• _EXERCISE AIM_:
Pictures stay out of your copy, but everything else in the records below must be repeated exactly.

• _SOURCE RECORDS_:
******

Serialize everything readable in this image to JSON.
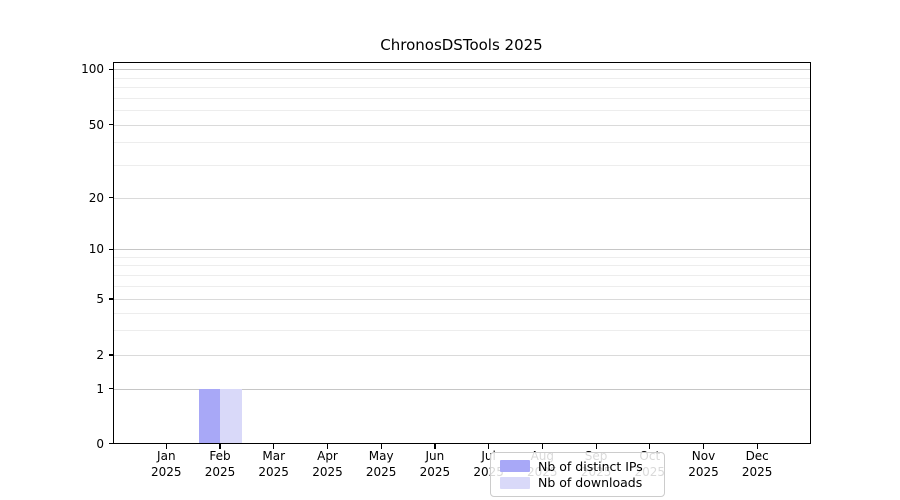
{
  "chart_data": {
    "type": "bar",
    "title": "ChronosDSTools 2025",
    "categories": [
      "Jan 2025",
      "Feb 2025",
      "Mar 2025",
      "Apr 2025",
      "May 2025",
      "Jun 2025",
      "Jul 2025",
      "Aug 2025",
      "Sep 2025",
      "Oct 2025",
      "Nov 2025",
      "Dec 2025"
    ],
    "x_tick_months": [
      "Jan",
      "Feb",
      "Mar",
      "Apr",
      "May",
      "Jun",
      "Jul",
      "Aug",
      "Sep",
      "Oct",
      "Nov",
      "Dec"
    ],
    "x_tick_year": "2025",
    "series": [
      {
        "name": "Nb of distinct IPs",
        "color": "#a8a8f7",
        "values": [
          0,
          1,
          0,
          0,
          0,
          0,
          0,
          0,
          0,
          0,
          0,
          0
        ]
      },
      {
        "name": "Nb of downloads",
        "color": "#d9d9f9",
        "values": [
          0,
          1,
          0,
          0,
          0,
          0,
          0,
          0,
          0,
          0,
          0,
          0
        ]
      }
    ],
    "y_tick_labels": [
      "100",
      "50",
      "20",
      "10",
      "5",
      "2",
      "1",
      "0"
    ],
    "y_tick_values": [
      100,
      50,
      20,
      10,
      5,
      2,
      1,
      0
    ],
    "ylim": [
      0,
      100
    ],
    "xlabel": "",
    "ylabel": "",
    "yscale": "piecewise-log",
    "grid": "horizontal major+minor",
    "legend_position": "lower center inside axes"
  },
  "colors": {
    "bar_distinct_ips": "#a8a8f7",
    "bar_downloads": "#d9d9f9",
    "grid_major_decade": "#c6c6c6",
    "grid_major_other": "#dadada",
    "grid_minor": "#ededed",
    "axis": "#000000",
    "legend_border": "#cccccc",
    "background": "#ffffff"
  }
}
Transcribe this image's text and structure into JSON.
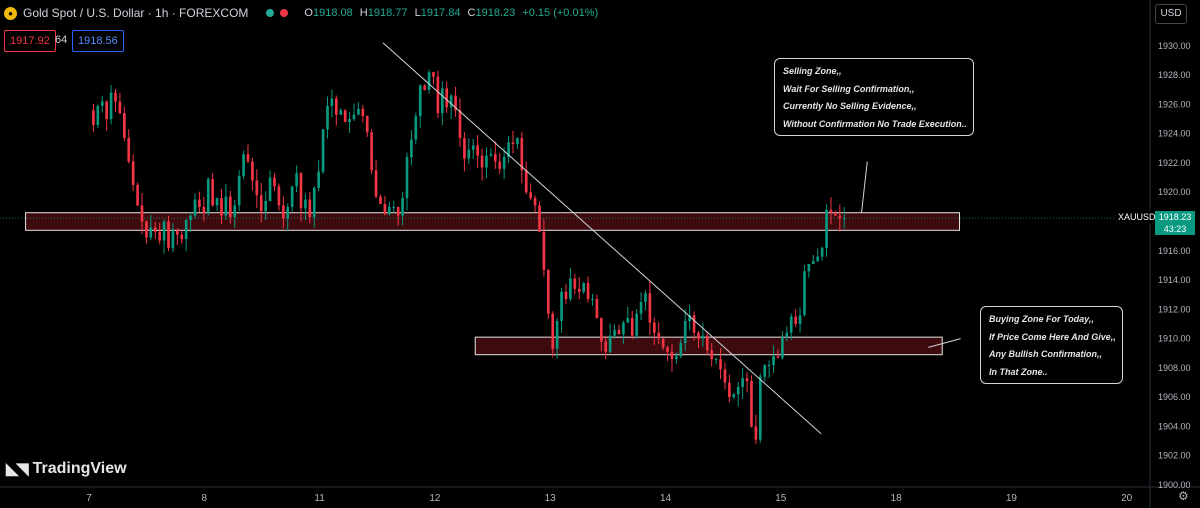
{
  "header": {
    "symbol_icon": "gold-coin-icon",
    "title": "Gold Spot / U.S. Dollar · 1h · FOREXCOM",
    "status_colors": [
      "#22ab94",
      "#f23645"
    ],
    "ohlc": {
      "o_label": "O",
      "o": "1918.08",
      "h_label": "H",
      "h": "1918.77",
      "l_label": "L",
      "l": "1917.84",
      "c_label": "C",
      "c": "1918.23",
      "change": "+0.15 (+0.01%)"
    }
  },
  "trade": {
    "bid": "1917.92",
    "spread": "64",
    "ask": "1918.56"
  },
  "currency_button": "USD",
  "annotations": {
    "sell": [
      "Selling Zone,,",
      "Wait For Selling Confirmation,,",
      "Currently No Selling Evidence,,",
      "Without Confirmation No Trade Execution.."
    ],
    "buy": [
      "Buying Zone For Today,,",
      "If Price Come Here And Give,,",
      "Any Bullish Confirmation,,",
      "In That Zone.."
    ]
  },
  "logo_text": "TradingView",
  "current_price": {
    "symbol": "XAUUSD",
    "price": "1918.23",
    "countdown": "43:23"
  },
  "colors": {
    "up": "#089981",
    "down": "#f23645",
    "zone_fill": "#3d0a0e"
  },
  "chart_data": {
    "type": "candlestick",
    "y_axis": {
      "ticks": [
        "1930.00",
        "1928.00",
        "1926.00",
        "1924.00",
        "1922.00",
        "1920.00",
        "1918.00",
        "1916.00",
        "1914.00",
        "1912.00",
        "1910.00",
        "1908.00",
        "1906.00",
        "1904.00",
        "1902.00",
        "1900.00"
      ],
      "range": [
        1900,
        1930.4
      ]
    },
    "x_axis": {
      "ticks": [
        "7",
        "8",
        "11",
        "12",
        "13",
        "14",
        "15",
        "18",
        "19",
        "20"
      ],
      "days_after_7": [
        0,
        1,
        2,
        3,
        4,
        5,
        6,
        7,
        8,
        9
      ]
    },
    "series_closes_x_days": [
      0,
      6.55
    ],
    "closes": [
      1925.6,
      1924.6,
      1925.9,
      1926.2,
      1925.0,
      1926.8,
      1926.2,
      1925.4,
      1923.7,
      1922.1,
      1920.5,
      1919.1,
      1918.0,
      1916.9,
      1917.6,
      1917.3,
      1916.7,
      1918.0,
      1916.2,
      1917.4,
      1917.1,
      1916.8,
      1918.1,
      1918.4,
      1919.5,
      1919.0,
      1918.6,
      1920.9,
      1919.1,
      1919.6,
      1918.4,
      1919.7,
      1918.3,
      1919.1,
      1921.1,
      1922.6,
      1922.1,
      1920.8,
      1919.8,
      1918.7,
      1919.4,
      1921.0,
      1920.4,
      1919.1,
      1918.2,
      1919.0,
      1920.4,
      1921.3,
      1918.9,
      1919.5,
      1918.3,
      1920.3,
      1921.4,
      1924.3,
      1925.9,
      1926.4,
      1925.3,
      1925.6,
      1924.8,
      1925.0,
      1925.3,
      1925.7,
      1925.2,
      1924.1,
      1921.5,
      1919.7,
      1919.2,
      1918.5,
      1919.0,
      1919.0,
      1918.4,
      1919.6,
      1922.4,
      1923.6,
      1925.2,
      1927.3,
      1927.0,
      1928.2,
      1927.9,
      1925.4,
      1927.1,
      1925.8,
      1926.6,
      1925.6,
      1923.7,
      1922.3,
      1922.9,
      1923.2,
      1922.5,
      1921.7,
      1922.5,
      1922.6,
      1922.1,
      1921.6,
      1922.4,
      1923.4,
      1923.3,
      1923.7,
      1921.5,
      1920.0,
      1919.6,
      1919.1,
      1917.3,
      1914.7,
      1911.7,
      1909.3,
      1911.2,
      1913.2,
      1912.7,
      1914.1,
      1913.4,
      1913.2,
      1913.8,
      1912.7,
      1912.7,
      1911.4,
      1909.8,
      1909.1,
      1910.2,
      1910.6,
      1910.3,
      1911.1,
      1911.4,
      1910.2,
      1911.7,
      1912.5,
      1913.1,
      1911.1,
      1910.4,
      1910.0,
      1909.4,
      1909.1,
      1908.6,
      1908.8,
      1909.7,
      1911.2,
      1911.6,
      1910.4,
      1910.0,
      1910.2,
      1909.2,
      1908.6,
      1908.6,
      1907.9,
      1907.0,
      1906.0,
      1906.2,
      1906.7,
      1907.3,
      1907.1,
      1904.0,
      1903.1,
      1907.4,
      1908.2,
      1908.2,
      1908.8,
      1908.7,
      1910.1,
      1910.4,
      1911.5,
      1911.0,
      1911.6,
      1914.6,
      1915.1,
      1915.3,
      1915.6,
      1916.2,
      1918.8,
      1918.6,
      1918.4,
      1918.2,
      1918.23
    ],
    "zones": [
      {
        "name": "selling-zone",
        "y_range": [
          1917.4,
          1918.6
        ],
        "x_days": [
          -0.55,
          7.55
        ]
      },
      {
        "name": "buying-zone",
        "y_range": [
          1908.9,
          1910.1
        ],
        "x_days": [
          3.35,
          7.4
        ]
      }
    ],
    "trendline": {
      "from": {
        "x_days": 2.55,
        "y": 1930.2
      },
      "to": {
        "x_days": 6.35,
        "y": 1903.5
      }
    },
    "callout_pointers": [
      {
        "from": {
          "x_days": 6.75,
          "y": 1922.1
        },
        "to": {
          "x_days": 6.7,
          "y": 1918.6
        }
      },
      {
        "from": {
          "x_days": 7.56,
          "y": 1910.0
        },
        "to": {
          "x_days": 7.28,
          "y": 1909.4
        }
      }
    ],
    "current_price": 1918.23,
    "grid": false,
    "legend": "none"
  }
}
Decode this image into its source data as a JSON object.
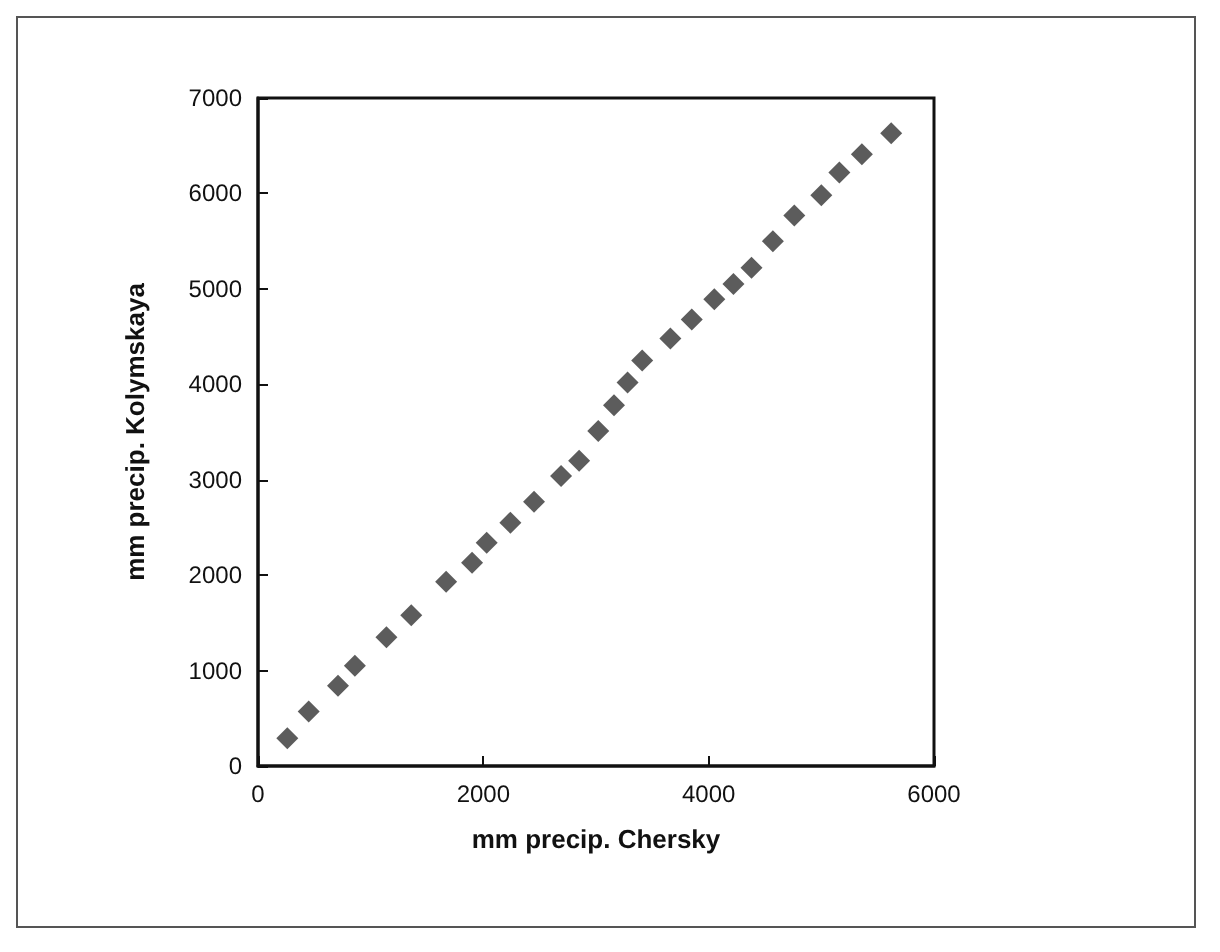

******

• _TASK RESULT_:
Serialize everything readable in this image to JSON.
{
  "chart_data": {
    "type": "bar",
    "title": "ChronosDSTools 2025",
    "categories": [
      "Jan 2025",
      "Feb 2025",
      "Mar 2025",
      "Apr 2025",
      "May 2025",
      "Jun 2025",
      "Jul 2025",
      "Aug 2025",
      "Sep 2025",
      "Oct 2025",
      "Nov 2025",
      "Dec 2025"
    ],
    "x_tick_months": [
      "Jan",
      "Feb",
      "Mar",
      "Apr",
      "May",
      "Jun",
      "Jul",
      "Aug",
      "Sep",
      "Oct",
      "Nov",
      "Dec"
    ],
    "x_tick_year": "2025",
    "series": [
      {
        "name": "Nb of distinct IPs",
        "color": "#a8a8f7",
        "values": [
          0,
          1,
          0,
          0,
          0,
          0,
          0,
          0,
          0,
          0,
          0,
          0
        ]
      },
      {
        "name": "Nb of downloads",
        "color": "#d9d9f9",
        "values": [
          0,
          1,
          0,
          0,
          0,
          0,
          0,
          0,
          0,
          0,
          0,
          0
        ]
      }
    ],
    "y_tick_labels": [
      "100",
      "50",
      "20",
      "10",
      "5",
      "2",
      "1",
      "0"
    ],
    "y_tick_values": [
      100,
      50,
      20,
      10,
      5,
      2,
      1,
      0
    ],
    "ylim": [
      0,
      100
    ],
    "xlabel": "",
    "ylabel": "",
    "yscale": "piecewise-log",
    "grid": "horizontal major+minor",
    "legend_position": "lower center inside axes"
  },
  "colors": {
    "bar_distinct_ips": "#a8a8f7",
    "bar_downloads": "#d9d9f9",
    "grid_major_decade": "#c6c6c6",
    "grid_major_other": "#dadada",
    "grid_minor": "#ededed",
    "axis": "#000000",
    "legend_border": "#cccccc",
    "background": "#ffffff"
  }
}
Transcribe this image's text and structure into JSON.
{
  "header": {
    "symbol_icon": "gold-coin-icon",
    "title": "Gold Spot / U.S. Dollar · 1h · FOREXCOM",
    "status_colors": [
      "#22ab94",
      "#f23645"
    ],
    "ohlc": {
      "o_label": "O",
      "o": "1918.08",
      "h_label": "H",
      "h": "1918.77",
      "l_label": "L",
      "l": "1917.84",
      "c_label": "C",
      "c": "1918.23",
      "change": "+0.15 (+0.01%)"
    }
  },
  "trade": {
    "bid": "1917.92",
    "spread": "64",
    "ask": "1918.56"
  },
  "currency_button": "USD",
  "annotations": {
    "sell": [
      "Selling Zone,,",
      "Wait For Selling Confirmation,,",
      "Currently No Selling Evidence,,",
      "Without Confirmation No Trade Execution.."
    ],
    "buy": [
      "Buying Zone For Today,,",
      "If Price Come Here And Give,,",
      "Any Bullish Confirmation,,",
      "In That Zone.."
    ]
  },
  "logo_text": "TradingView",
  "current_price": {
    "symbol": "XAUUSD",
    "price": "1918.23",
    "countdown": "43:23"
  },
  "colors": {
    "up": "#089981",
    "down": "#f23645",
    "zone_fill": "#3d0a0e"
  },
  "chart_data": {
    "type": "candlestick",
    "y_axis": {
      "ticks": [
        "1930.00",
        "1928.00",
        "1926.00",
        "1924.00",
        "1922.00",
        "1920.00",
        "1918.00",
        "1916.00",
        "1914.00",
        "1912.00",
        "1910.00",
        "1908.00",
        "1906.00",
        "1904.00",
        "1902.00",
        "1900.00"
      ],
      "range": [
        1900,
        1930.4
      ]
    },
    "x_axis": {
      "ticks": [
        "7",
        "8",
        "11",
        "12",
        "13",
        "14",
        "15",
        "18",
        "19",
        "20"
      ],
      "days_after_7": [
        0,
        1,
        2,
        3,
        4,
        5,
        6,
        7,
        8,
        9
      ]
    },
    "series_closes_x_days": [
      0,
      6.55
    ],
    "closes": [
      1925.6,
      1924.6,
      1925.9,
      1926.2,
      1925.0,
      1926.8,
      1926.2,
      1925.4,
      1923.7,
      1922.1,
      1920.5,
      1919.1,
      1918.0,
      1916.9,
      1917.6,
      1917.3,
      1916.7,
      1918.0,
      1916.2,
      1917.4,
      1917.1,
      1916.8,
      1918.1,
      1918.4,
      1919.5,
      1919.0,
      1918.6,
      1920.9,
      1919.1,
      1919.6,
      1918.4,
      1919.7,
      1918.3,
      1919.1,
      1921.1,
      1922.6,
      1922.1,
      1920.8,
      1919.8,
      1918.7,
      1919.4,
      1921.0,
      1920.4,
      1919.1,
      1918.2,
      1919.0,
      1920.4,
      1921.3,
      1918.9,
      1919.5,
      1918.3,
      1920.3,
      1921.4,
      1924.3,
      1925.9,
      1926.4,
      1925.3,
      1925.6,
      1924.8,
      1925.0,
      1925.3,
      1925.7,
      1925.2,
      1924.1,
      1921.5,
      1919.7,
      1919.2,
      1918.5,
      1919.0,
      1919.0,
      1918.4,
      1919.6,
      1922.4,
      1923.6,
      1925.2,
      1927.3,
      1927.0,
      1928.2,
      1927.9,
      1925.4,
      1927.1,
      1925.8,
      1926.6,
      1925.6,
      1923.7,
      1922.3,
      1922.9,
      1923.2,
      1922.5,
      1921.7,
      1922.5,
      1922.6,
      1922.1,
      1921.6,
      1922.4,
      1923.4,
      1923.3,
      1923.7,
      1921.5,
      1920.0,
      1919.6,
      1919.1,
      1917.3,
      1914.7,
      1911.7,
      1909.3,
      1911.2,
      1913.2,
      1912.7,
      1914.1,
      1913.4,
      1913.2,
      1913.8,
      1912.7,
      1912.7,
      1911.4,
      1909.8,
      1909.1,
      1910.2,
      1910.6,
      1910.3,
      1911.1,
      1911.4,
      1910.2,
      1911.7,
      1912.5,
      1913.1,
      1911.1,
      1910.4,
      1910.0,
      1909.4,
      1909.1,
      1908.6,
      1908.8,
      1909.7,
      1911.2,
      1911.6,
      1910.4,
      1910.0,
      1910.2,
      1909.2,
      1908.6,
      1908.6,
      1907.9,
      1907.0,
      1906.0,
      1906.2,
      1906.7,
      1907.3,
      1907.1,
      1904.0,
      1903.1,
      1907.4,
      1908.2,
      1908.2,
      1908.8,
      1908.7,
      1910.1,
      1910.4,
      1911.5,
      1911.0,
      1911.6,
      1914.6,
      1915.1,
      1915.3,
      1915.6,
      1916.2,
      1918.8,
      1918.6,
      1918.4,
      1918.2,
      1918.23
    ],
    "zones": [
      {
        "name": "selling-zone",
        "y_range": [
          1917.4,
          1918.6
        ],
        "x_days": [
          -0.55,
          7.55
        ]
      },
      {
        "name": "buying-zone",
        "y_range": [
          1908.9,
          1910.1
        ],
        "x_days": [
          3.35,
          7.4
        ]
      }
    ],
    "trendline": {
      "from": {
        "x_days": 2.55,
        "y": 1930.2
      },
      "to": {
        "x_days": 6.35,
        "y": 1903.5
      }
    },
    "callout_pointers": [
      {
        "from": {
          "x_days": 6.75,
          "y": 1922.1
        },
        "to": {
          "x_days": 6.7,
          "y": 1918.6
        }
      },
      {
        "from": {
          "x_days": 7.56,
          "y": 1910.0
        },
        "to": {
          "x_days": 7.28,
          "y": 1909.4
        }
      }
    ],
    "current_price": 1918.23,
    "grid": false,
    "legend": "none"
  }
}
Decode this image into its source data as a JSON object.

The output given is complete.